Description of the task →
Return every line of the records below word for word, omitting the pictures.
━━ Extracted entries ━━
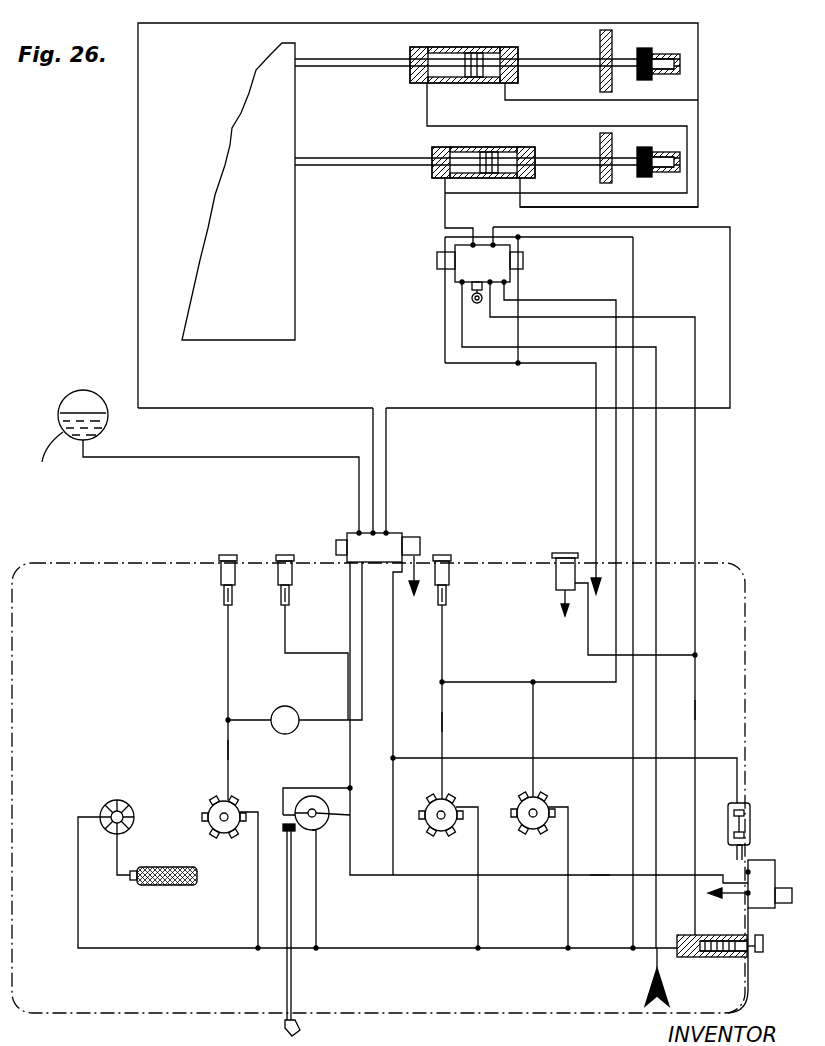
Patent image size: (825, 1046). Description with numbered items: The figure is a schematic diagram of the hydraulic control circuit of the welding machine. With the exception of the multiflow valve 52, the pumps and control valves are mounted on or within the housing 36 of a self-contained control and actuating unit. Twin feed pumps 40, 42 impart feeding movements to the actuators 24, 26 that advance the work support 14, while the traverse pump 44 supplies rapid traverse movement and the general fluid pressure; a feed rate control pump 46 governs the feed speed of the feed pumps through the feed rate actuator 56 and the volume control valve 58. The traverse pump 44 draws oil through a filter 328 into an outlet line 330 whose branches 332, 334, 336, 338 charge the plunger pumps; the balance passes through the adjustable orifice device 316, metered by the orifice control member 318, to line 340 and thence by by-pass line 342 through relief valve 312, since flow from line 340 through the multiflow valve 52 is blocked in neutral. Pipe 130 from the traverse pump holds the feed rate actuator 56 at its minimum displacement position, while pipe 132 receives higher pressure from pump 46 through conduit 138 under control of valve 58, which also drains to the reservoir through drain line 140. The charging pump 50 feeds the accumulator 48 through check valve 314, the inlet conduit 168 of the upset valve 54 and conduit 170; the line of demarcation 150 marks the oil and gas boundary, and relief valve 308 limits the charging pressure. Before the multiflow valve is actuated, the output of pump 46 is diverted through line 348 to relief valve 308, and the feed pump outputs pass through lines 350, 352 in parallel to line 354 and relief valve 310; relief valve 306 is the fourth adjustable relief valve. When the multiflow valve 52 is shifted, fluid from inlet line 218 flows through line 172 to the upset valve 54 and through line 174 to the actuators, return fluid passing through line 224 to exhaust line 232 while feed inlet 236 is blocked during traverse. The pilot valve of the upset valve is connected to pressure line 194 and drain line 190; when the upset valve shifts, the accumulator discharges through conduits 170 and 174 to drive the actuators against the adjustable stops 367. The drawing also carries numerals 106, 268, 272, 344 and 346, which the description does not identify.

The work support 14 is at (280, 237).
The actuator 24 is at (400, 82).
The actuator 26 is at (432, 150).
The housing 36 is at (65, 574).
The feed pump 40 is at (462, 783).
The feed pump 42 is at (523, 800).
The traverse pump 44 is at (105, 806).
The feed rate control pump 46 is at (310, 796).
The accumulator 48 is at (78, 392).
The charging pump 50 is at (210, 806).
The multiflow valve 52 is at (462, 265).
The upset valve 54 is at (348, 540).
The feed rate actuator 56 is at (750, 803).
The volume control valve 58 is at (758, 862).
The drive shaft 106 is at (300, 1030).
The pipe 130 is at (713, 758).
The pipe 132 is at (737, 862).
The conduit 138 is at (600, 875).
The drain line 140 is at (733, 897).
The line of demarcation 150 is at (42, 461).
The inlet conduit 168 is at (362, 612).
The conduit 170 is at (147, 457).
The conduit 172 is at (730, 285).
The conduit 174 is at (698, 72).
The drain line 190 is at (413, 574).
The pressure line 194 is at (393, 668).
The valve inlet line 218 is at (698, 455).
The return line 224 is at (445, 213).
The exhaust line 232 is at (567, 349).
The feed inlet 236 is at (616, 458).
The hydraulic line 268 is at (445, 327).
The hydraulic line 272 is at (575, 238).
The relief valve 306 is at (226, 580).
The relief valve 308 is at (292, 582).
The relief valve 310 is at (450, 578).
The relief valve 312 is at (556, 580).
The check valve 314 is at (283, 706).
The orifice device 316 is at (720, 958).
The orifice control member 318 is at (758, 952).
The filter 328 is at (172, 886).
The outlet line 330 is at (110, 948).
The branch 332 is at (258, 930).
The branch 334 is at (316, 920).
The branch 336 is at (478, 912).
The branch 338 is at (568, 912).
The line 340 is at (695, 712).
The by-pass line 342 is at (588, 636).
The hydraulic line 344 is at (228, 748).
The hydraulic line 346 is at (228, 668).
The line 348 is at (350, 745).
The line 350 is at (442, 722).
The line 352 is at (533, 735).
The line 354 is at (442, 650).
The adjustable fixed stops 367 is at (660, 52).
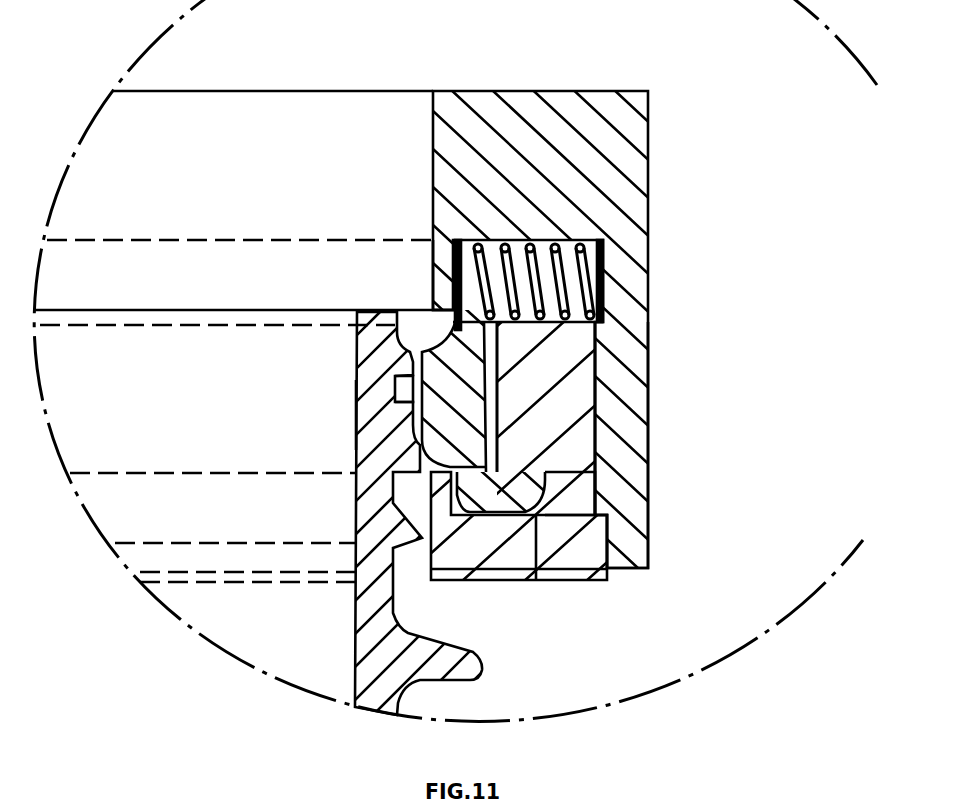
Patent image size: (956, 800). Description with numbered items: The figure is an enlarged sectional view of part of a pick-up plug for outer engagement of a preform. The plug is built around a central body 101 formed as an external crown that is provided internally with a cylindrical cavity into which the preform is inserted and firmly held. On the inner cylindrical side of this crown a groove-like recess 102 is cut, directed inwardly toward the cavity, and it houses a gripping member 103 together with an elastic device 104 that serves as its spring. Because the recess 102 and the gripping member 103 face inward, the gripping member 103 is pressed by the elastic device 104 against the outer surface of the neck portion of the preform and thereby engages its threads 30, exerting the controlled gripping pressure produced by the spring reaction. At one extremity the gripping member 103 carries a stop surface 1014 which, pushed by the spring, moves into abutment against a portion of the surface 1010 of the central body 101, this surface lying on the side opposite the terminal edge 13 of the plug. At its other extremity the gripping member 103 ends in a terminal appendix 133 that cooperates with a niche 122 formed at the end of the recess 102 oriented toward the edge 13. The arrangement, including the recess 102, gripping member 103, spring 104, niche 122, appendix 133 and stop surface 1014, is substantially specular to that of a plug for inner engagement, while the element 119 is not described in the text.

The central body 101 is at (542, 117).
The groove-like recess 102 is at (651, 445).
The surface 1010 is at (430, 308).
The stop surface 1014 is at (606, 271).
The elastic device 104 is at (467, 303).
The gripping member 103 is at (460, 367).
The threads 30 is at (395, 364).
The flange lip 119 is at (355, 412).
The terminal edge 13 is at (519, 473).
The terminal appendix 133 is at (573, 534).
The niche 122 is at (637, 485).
━━━
Written answer →
Patent image size: (825, 1046). Description with numbered items: The figure is a schematic diagram of the hydraulic control circuit of the welding machine. With the exception of the multiflow valve 52, the pumps and control valves are mounted on or within the housing 36 of a self-contained control and actuating unit. Twin feed pumps 40, 42 impart feeding movements to the actuators 24, 26 that advance the work support 14, while the traverse pump 44 supplies rapid traverse movement and the general fluid pressure; a feed rate control pump 46 governs the feed speed of the feed pumps through the feed rate actuator 56 and the volume control valve 58. The traverse pump 44 draws oil through a filter 328 into an outlet line 330 whose branches 332, 334, 336, 338 charge the plunger pumps; the balance passes through the adjustable orifice device 316, metered by the orifice control member 318, to line 340 and thence by by-pass line 342 through relief valve 312, since flow from line 340 through the multiflow valve 52 is blocked in neutral. Pipe 130 from the traverse pump holds the feed rate actuator 56 at its minimum displacement position, while pipe 132 receives higher pressure from pump 46 through conduit 138 under control of valve 58, which also drains to the reservoir through drain line 140. The charging pump 50 feeds the accumulator 48 through check valve 314, the inlet conduit 168 of the upset valve 54 and conduit 170; the line of demarcation 150 marks the oil and gas boundary, and relief valve 308 limits the charging pressure. Before the multiflow valve is actuated, the output of pump 46 is diverted through line 348 to relief valve 308, and the feed pump outputs pass through lines 350, 352 in parallel to line 354 and relief valve 310; relief valve 306 is the fourth adjustable relief valve. When the multiflow valve 52 is shifted, fluid from inlet line 218 flows through line 172 to the upset valve 54 and through line 174 to the actuators, return fluid passing through line 224 to exhaust line 232 while feed inlet 236 is blocked during traverse. The pilot valve of the upset valve is connected to pressure line 194 and drain line 190; when the upset valve shifts, the accumulator discharges through conduits 170 and 174 to drive the actuators against the adjustable stops 367. The drawing also carries numerals 106, 268, 272, 344 and 346, which the description does not identify.

The work support 14 is at (280, 237).
The actuator 24 is at (400, 82).
The actuator 26 is at (432, 150).
The housing 36 is at (65, 574).
The feed pump 40 is at (462, 783).
The feed pump 42 is at (523, 800).
The traverse pump 44 is at (105, 806).
The feed rate control pump 46 is at (310, 796).
The accumulator 48 is at (78, 392).
The charging pump 50 is at (210, 806).
The multiflow valve 52 is at (462, 265).
The upset valve 54 is at (348, 540).
The feed rate actuator 56 is at (750, 803).
The volume control valve 58 is at (758, 862).
The drive shaft 106 is at (300, 1030).
The pipe 130 is at (713, 758).
The pipe 132 is at (737, 862).
The conduit 138 is at (600, 875).
The drain line 140 is at (733, 897).
The line of demarcation 150 is at (42, 461).
The inlet conduit 168 is at (362, 612).
The conduit 170 is at (147, 457).
The conduit 172 is at (730, 285).
The conduit 174 is at (698, 72).
The drain line 190 is at (413, 574).
The pressure line 194 is at (393, 668).
The valve inlet line 218 is at (698, 455).
The return line 224 is at (445, 213).
The exhaust line 232 is at (567, 349).
The feed inlet 236 is at (616, 458).
The hydraulic line 268 is at (445, 327).
The hydraulic line 272 is at (575, 238).
The relief valve 306 is at (226, 580).
The relief valve 308 is at (292, 582).
The relief valve 310 is at (450, 578).
The relief valve 312 is at (556, 580).
The check valve 314 is at (283, 706).
The orifice device 316 is at (720, 958).
The orifice control member 318 is at (758, 952).
The filter 328 is at (172, 886).
The outlet line 330 is at (110, 948).
The branch 332 is at (258, 930).
The branch 334 is at (316, 920).
The branch 336 is at (478, 912).
The branch 338 is at (568, 912).
The line 340 is at (695, 712).
The by-pass line 342 is at (588, 636).
The hydraulic line 344 is at (228, 748).
The hydraulic line 346 is at (228, 668).
The line 348 is at (350, 745).
The line 350 is at (442, 722).
The line 352 is at (533, 735).
The line 354 is at (442, 650).
The adjustable fixed stops 367 is at (660, 52).
Patent image size: (956, 800). Description with numbered items: The figure is an enlarged sectional view of part of a pick-up plug for outer engagement of a preform. The plug is built around a central body 101 formed as an external crown that is provided internally with a cylindrical cavity into which the preform is inserted and firmly held. On the inner cylindrical side of this crown a groove-like recess 102 is cut, directed inwardly toward the cavity, and it houses a gripping member 103 together with an elastic device 104 that serves as its spring. Because the recess 102 and the gripping member 103 face inward, the gripping member 103 is pressed by the elastic device 104 against the outer surface of the neck portion of the preform and thereby engages its threads 30, exerting the controlled gripping pressure produced by the spring reaction. At one extremity the gripping member 103 carries a stop surface 1014 which, pushed by the spring, moves into abutment against a portion of the surface 1010 of the central body 101, this surface lying on the side opposite the terminal edge 13 of the plug. At its other extremity the gripping member 103 ends in a terminal appendix 133 that cooperates with a niche 122 formed at the end of the recess 102 oriented toward the edge 13. The arrangement, including the recess 102, gripping member 103, spring 104, niche 122, appendix 133 and stop surface 1014, is substantially specular to that of a plug for inner engagement, while the element 119 is not described in the text.

The central body 101 is at (542, 117).
The groove-like recess 102 is at (651, 445).
The surface 1010 is at (430, 308).
The stop surface 1014 is at (606, 271).
The elastic device 104 is at (467, 303).
The gripping member 103 is at (460, 367).
The threads 30 is at (395, 364).
The flange lip 119 is at (355, 412).
The terminal edge 13 is at (519, 473).
The terminal appendix 133 is at (573, 534).
The niche 122 is at (637, 485).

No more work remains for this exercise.